WHAT THE TASK ASKS -
Could you output each line of the data that follows exactly?

Recorded data:

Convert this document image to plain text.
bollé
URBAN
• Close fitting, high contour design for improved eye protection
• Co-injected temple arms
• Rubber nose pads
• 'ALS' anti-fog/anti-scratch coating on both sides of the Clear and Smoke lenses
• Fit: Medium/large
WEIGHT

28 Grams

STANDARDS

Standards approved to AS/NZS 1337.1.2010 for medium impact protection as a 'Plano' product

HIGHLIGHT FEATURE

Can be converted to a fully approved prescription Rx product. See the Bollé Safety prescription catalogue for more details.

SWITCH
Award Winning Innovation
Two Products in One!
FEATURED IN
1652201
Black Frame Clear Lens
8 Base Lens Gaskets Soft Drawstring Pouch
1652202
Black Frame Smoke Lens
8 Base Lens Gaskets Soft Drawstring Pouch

COMPLETE OUTPUT -
Convert this document image to plain text.
bollé
URBAN
• Close fitting, high contour design for improved eye protection
• Co-injected temple arms
• Rubber nose pads
• 'ALS' anti-fog/anti-scratch coating on both sides of the Clear and Smoke lenses
• Fit: Medium/large
WEIGHT

28 Grams

STANDARDS

Standards approved to AS/NZS 1337.1.2010 for medium impact protection as a 'Plano' product

HIGHLIGHT FEATURE

Can be converted to a fully approved prescription Rx product. See the Bollé Safety prescription catalogue for more details.

SWITCH
Award Winning Innovation
Two Products in One!
FEATURED IN
1652201
Black Frame Clear Lens
8 Base Lens Gaskets Soft Drawstring Pouch
1652202
Black Frame Smoke Lens
8 Base Lens Gaskets Soft Drawstring Pouch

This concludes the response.